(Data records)
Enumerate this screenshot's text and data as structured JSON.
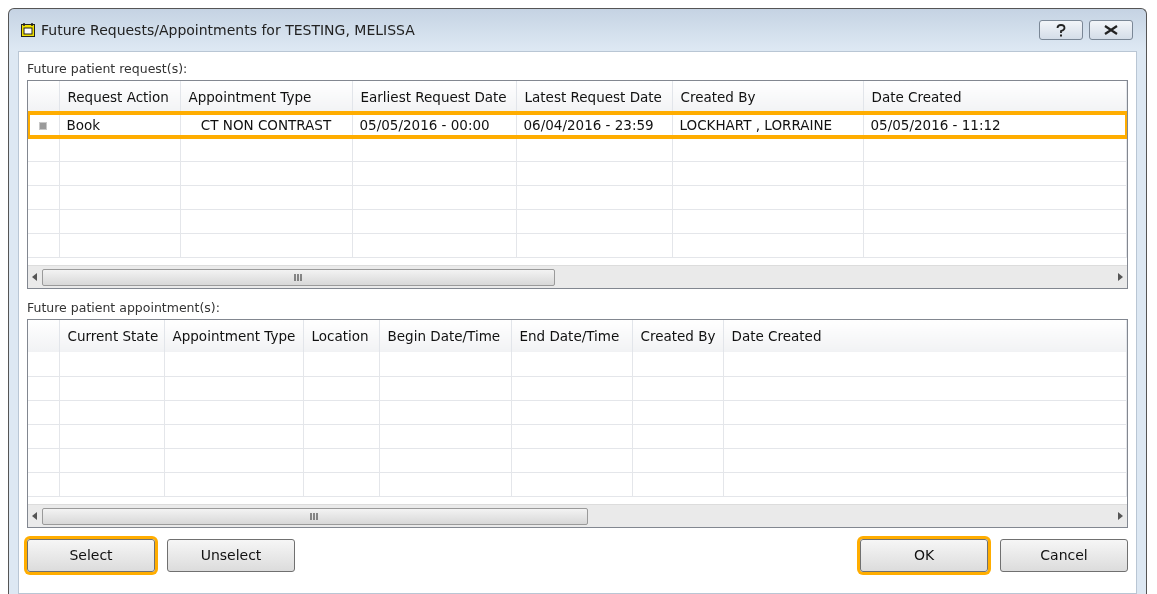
{
  "window": {
    "title": "Future Requests/Appointments for TESTING, MELISSA"
  },
  "requests": {
    "label": "Future patient request(s):",
    "columns": [
      "Request Action",
      "Appointment Type",
      "Earliest Request Date",
      "Latest Request Date",
      "Created By",
      "Date Created"
    ],
    "rows": [
      {
        "cells": [
          "Book",
          "CT NON CONTRAST",
          "05/05/2016 - 00:00",
          "06/04/2016 - 23:59",
          "LOCKHART , LORRAINE",
          "05/05/2016 - 11:12"
        ],
        "selected": true,
        "highlighted": true
      }
    ]
  },
  "appointments": {
    "label": "Future patient appointment(s):",
    "columns": [
      "Current State",
      "Appointment Type",
      "Location",
      "Begin Date/Time",
      "End Date/Time",
      "Created By",
      "Date Created"
    ]
  },
  "buttons": [
    {
      "label": "Select",
      "highlighted": true
    },
    {
      "label": "Unselect",
      "highlighted": false
    },
    {
      "label": "OK",
      "highlighted": true
    },
    {
      "label": "Cancel",
      "highlighted": false
    }
  ]
}
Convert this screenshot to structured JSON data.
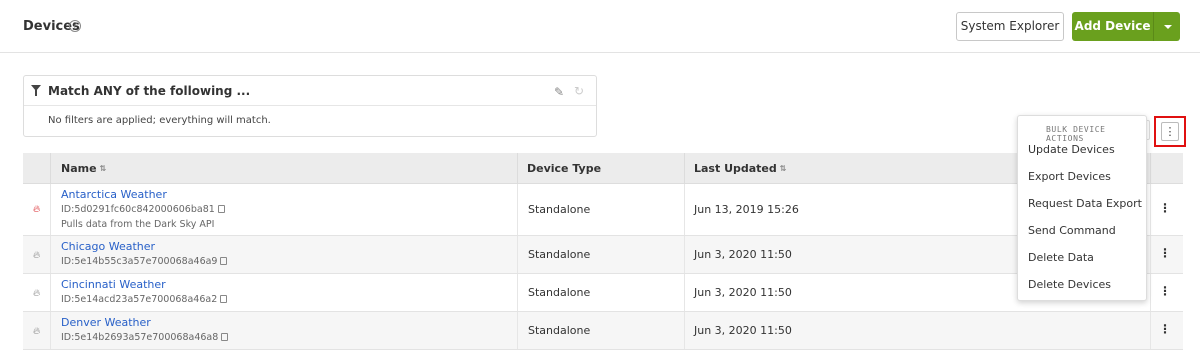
{
  "header": {
    "title": "Devices",
    "help_icon": "question-circle-icon",
    "system_explorer_label": "System Explorer",
    "add_device_label": "Add Device",
    "accent_color": "#6aa01e"
  },
  "filter": {
    "title": "Match ANY of the following ...",
    "message": "No filters are applied; everything will match."
  },
  "table": {
    "columns": [
      "Name",
      "Device Type",
      "Last Updated"
    ],
    "rows": [
      {
        "name": "Antarctica Weather",
        "id": "ID:5d0291fc60c842000606ba81",
        "description": "Pulls data from the Dark Sky API",
        "type": "Standalone",
        "updated": "Jun 13, 2019 15:26"
      },
      {
        "name": "Chicago Weather",
        "id": "ID:5e14b55c3a57e700068a46a9",
        "description": "",
        "type": "Standalone",
        "updated": "Jun 3, 2020 11:50"
      },
      {
        "name": "Cincinnati Weather",
        "id": "ID:5e14acd23a57e700068a46a2",
        "description": "",
        "type": "Standalone",
        "updated": "Jun 3, 2020 11:50"
      },
      {
        "name": "Denver Weather",
        "id": "ID:5e14b2693a57e700068a46a8",
        "description": "",
        "type": "Standalone",
        "updated": "Jun 3, 2020 11:50"
      }
    ]
  },
  "bulk_menu": {
    "header": "BULK DEVICE ACTIONS",
    "items": [
      "Update Devices",
      "Export Devices",
      "Request Data Export",
      "Send Command",
      "Delete Data",
      "Delete Devices"
    ]
  },
  "icons": {
    "kebab": "⋮",
    "pencil": "✎",
    "refresh": "↻",
    "sort": "⇅"
  }
}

__WORK TO DO__
In the entries above, identify each line that includes the string "title", then copy it.

__FINISHED ANSWER__
    "title": "Future Requests/Appointments for TESTING, MELISSA"
    "title": "Devices",
    "title": "Match ANY of the following ...",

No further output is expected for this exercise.